Put the lines below into a Markdown table with two columns: Row, numbering the lines in order, and Line, holding each line. Skip any blank lines.

**Excerpted records**
━━━━━━━━━━━━━━━━━━━━
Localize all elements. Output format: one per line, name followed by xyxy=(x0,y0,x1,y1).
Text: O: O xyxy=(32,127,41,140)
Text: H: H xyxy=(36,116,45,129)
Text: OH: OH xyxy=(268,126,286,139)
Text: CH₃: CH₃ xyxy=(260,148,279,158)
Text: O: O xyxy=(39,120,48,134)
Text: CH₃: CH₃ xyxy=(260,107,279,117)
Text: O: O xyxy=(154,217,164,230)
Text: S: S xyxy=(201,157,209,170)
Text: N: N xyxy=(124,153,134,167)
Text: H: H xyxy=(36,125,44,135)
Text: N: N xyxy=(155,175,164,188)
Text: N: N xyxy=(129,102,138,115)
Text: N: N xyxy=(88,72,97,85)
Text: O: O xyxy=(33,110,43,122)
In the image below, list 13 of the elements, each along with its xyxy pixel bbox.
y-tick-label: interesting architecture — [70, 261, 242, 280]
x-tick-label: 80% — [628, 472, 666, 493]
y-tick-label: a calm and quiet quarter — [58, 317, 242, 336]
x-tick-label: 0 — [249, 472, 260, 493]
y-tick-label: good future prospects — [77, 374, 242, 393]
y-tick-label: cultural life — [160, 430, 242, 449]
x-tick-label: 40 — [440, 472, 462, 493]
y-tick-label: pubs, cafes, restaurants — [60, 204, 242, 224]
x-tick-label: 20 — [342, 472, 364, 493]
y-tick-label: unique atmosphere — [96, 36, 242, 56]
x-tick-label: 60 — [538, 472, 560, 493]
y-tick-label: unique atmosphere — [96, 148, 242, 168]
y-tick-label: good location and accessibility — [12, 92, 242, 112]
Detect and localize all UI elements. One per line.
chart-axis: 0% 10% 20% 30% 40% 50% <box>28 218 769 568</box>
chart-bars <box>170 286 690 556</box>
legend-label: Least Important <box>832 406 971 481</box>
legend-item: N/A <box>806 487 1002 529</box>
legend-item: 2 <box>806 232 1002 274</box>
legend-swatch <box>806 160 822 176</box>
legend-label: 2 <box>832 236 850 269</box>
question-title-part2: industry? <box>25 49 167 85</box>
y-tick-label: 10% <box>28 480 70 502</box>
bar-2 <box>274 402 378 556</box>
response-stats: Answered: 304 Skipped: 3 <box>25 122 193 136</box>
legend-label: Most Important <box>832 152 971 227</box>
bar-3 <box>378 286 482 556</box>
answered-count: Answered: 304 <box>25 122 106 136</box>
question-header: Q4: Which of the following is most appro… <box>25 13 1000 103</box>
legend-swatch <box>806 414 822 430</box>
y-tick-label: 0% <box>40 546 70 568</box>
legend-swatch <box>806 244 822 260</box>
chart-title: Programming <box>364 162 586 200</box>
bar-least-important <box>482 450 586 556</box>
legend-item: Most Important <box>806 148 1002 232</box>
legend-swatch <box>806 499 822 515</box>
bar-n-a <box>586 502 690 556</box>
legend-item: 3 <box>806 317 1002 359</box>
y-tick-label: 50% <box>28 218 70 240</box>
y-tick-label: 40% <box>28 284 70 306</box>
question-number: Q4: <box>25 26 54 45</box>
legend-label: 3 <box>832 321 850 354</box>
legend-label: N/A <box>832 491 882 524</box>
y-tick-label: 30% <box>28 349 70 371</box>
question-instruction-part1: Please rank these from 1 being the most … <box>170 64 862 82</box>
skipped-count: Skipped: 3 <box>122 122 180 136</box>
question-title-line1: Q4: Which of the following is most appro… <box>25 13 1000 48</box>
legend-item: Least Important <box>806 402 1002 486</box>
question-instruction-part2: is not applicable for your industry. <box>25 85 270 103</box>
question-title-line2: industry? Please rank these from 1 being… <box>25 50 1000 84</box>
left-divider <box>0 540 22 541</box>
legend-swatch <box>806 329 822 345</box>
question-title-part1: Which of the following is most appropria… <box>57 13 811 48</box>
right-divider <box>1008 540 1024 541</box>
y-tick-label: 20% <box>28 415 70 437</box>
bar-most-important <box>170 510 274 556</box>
━━━━━━━━━━━━━━━━━━━━
**Completed task**
| Row | Line |
|---|---|
| 1 | Localize all elements. Output format: one per line, name followed by xyxy=(x0,y0,x1,y1). |
| 2 | Text: O: O xyxy=(32,127,41,140) |
| 3 | Text: H: H xyxy=(36,116,45,129) |
| 4 | Text: OH: OH xyxy=(268,126,286,139) |
| 5 | Text: CH₃: CH₃ xyxy=(260,148,279,158) |
| 6 | Text: O: O xyxy=(39,120,48,134) |
| 7 | Text: CH₃: CH₃ xyxy=(260,107,279,117) |
| 8 | Text: O: O xyxy=(154,217,164,230) |
| 9 | Text: S: S xyxy=(201,157,209,170) |
| 10 | Text: N: N xyxy=(124,153,134,167) |
| 11 | Text: H: H xyxy=(36,125,44,135) |
| 12 | Text: N: N xyxy=(155,175,164,188) |
| 13 | Text: N: N xyxy=(129,102,138,115) |
| 14 | Text: N: N xyxy=(88,72,97,85) |
| 15 | Text: O: O xyxy=(33,110,43,122) |
| 16 | In the image below, list 13 of the elements, each along with its xyxy pixel bbox. |
| 17 | y-tick-label: interesting architecture — [70, 261, 242, 280] |
| 18 | x-tick-label: 80% — [628, 472, 666, 493] |
| 19 | y-tick-label: a calm and quiet quarter — [58, 317, 242, 336] |
| 20 | x-tick-label: 0 — [249, 472, 260, 493] |
| 21 | y-tick-label: good future prospects — [77, 374, 242, 393] |
| 22 | y-tick-label: cultural life — [160, 430, 242, 449] |
| 23 | x-tick-label: 40 — [440, 472, 462, 493] |
| 24 | y-tick-label: pubs, cafes, restaurants — [60, 204, 242, 224] |
| 25 | x-tick-label: 20 — [342, 472, 364, 493] |
| 26 | y-tick-label: unique atmosphere — [96, 36, 242, 56] |
| 27 | x-tick-label: 60 — [538, 472, 560, 493] |
| 28 | y-tick-label: unique atmosphere — [96, 148, 242, 168] |
| 29 | y-tick-label: good location and accessibility — [12, 92, 242, 112] |
| 30 | Detect and localize all UI elements. One per line. |
| 31 | chart-axis: 0% 10% 20% 30% 40% 50% <box>28 218 769 568</box> |
| 32 | chart-bars <box>170 286 690 556</box> |
| 33 | legend-label: Least Important <box>832 406 971 481</box> |
| 34 | legend-item: N/A <box>806 487 1002 529</box> |
| 35 | legend-item: 2 <box>806 232 1002 274</box> |
| 36 | legend-swatch <box>806 160 822 176</box> |
| 37 | legend-label: 2 <box>832 236 850 269</box> |
| 38 | question-title-part2: industry? <box>25 49 167 85</box> |
| 39 | y-tick-label: 10% <box>28 480 70 502</box> |
| 40 | bar-2 <box>274 402 378 556</box> |
| 41 | response-stats: Answered: 304 Skipped: 3 <box>25 122 193 136</box> |
| 42 | legend-label: Most Important <box>832 152 971 227</box> |
| 43 | bar-3 <box>378 286 482 556</box> |
| 44 | answered-count: Answered: 304 <box>25 122 106 136</box> |
| 45 | question-header: Q4: Which of the following is most appro… <box>25 13 1000 103</box> |
| 46 | legend-swatch <box>806 414 822 430</box> |
| 47 | y-tick-label: 0% <box>40 546 70 568</box> |
| 48 | legend-swatch <box>806 244 822 260</box> |
| 49 | chart-title: Programming <box>364 162 586 200</box> |
| 50 | bar-least-important <box>482 450 586 556</box> |
| 51 | legend-item: Most Important <box>806 148 1002 232</box> |
| 52 | legend-swatch <box>806 499 822 515</box> |
| 53 | bar-n-a <box>586 502 690 556</box> |
| 54 | legend-item: 3 <box>806 317 1002 359</box> |
| 55 | y-tick-label: 50% <box>28 218 70 240</box> |
| 56 | y-tick-label: 40% <box>28 284 70 306</box> |
| 57 | question-number: Q4: <box>25 26 54 45</box> |
| 58 | legend-label: 3 <box>832 321 850 354</box> |
| 59 | legend-label: N/A <box>832 491 882 524</box> |
| 60 | y-tick-label: 30% <box>28 349 70 371</box> |
| 61 | question-instruction-part1: Please rank these from 1 being the most … <box>170 64 862 82</box> |
| 62 | skipped-count: Skipped: 3 <box>122 122 180 136</box> |
| 63 | question-title-line1: Q4: Which of the following is most appro… <box>25 13 1000 48</box> |
| 64 | legend-item: Least Important <box>806 402 1002 486</box> |
| 65 | question-instruction-part2: is not applicable for your industry. <box>25 85 270 103</box> |
| 66 | question-title-line2: industry? Please rank these from 1 being… <box>25 50 1000 84</box> |
| 67 | left-divider <box>0 540 22 541</box> |
| 68 | legend-swatch <box>806 329 822 345</box> |
| 69 | question-title-part1: Which of the following is most appropria… <box>57 13 811 48</box> |
| 70 | right-divider <box>1008 540 1024 541</box> |
| 71 | y-tick-label: 20% <box>28 415 70 437</box> |
| 72 | bar-most-important <box>170 510 274 556</box> |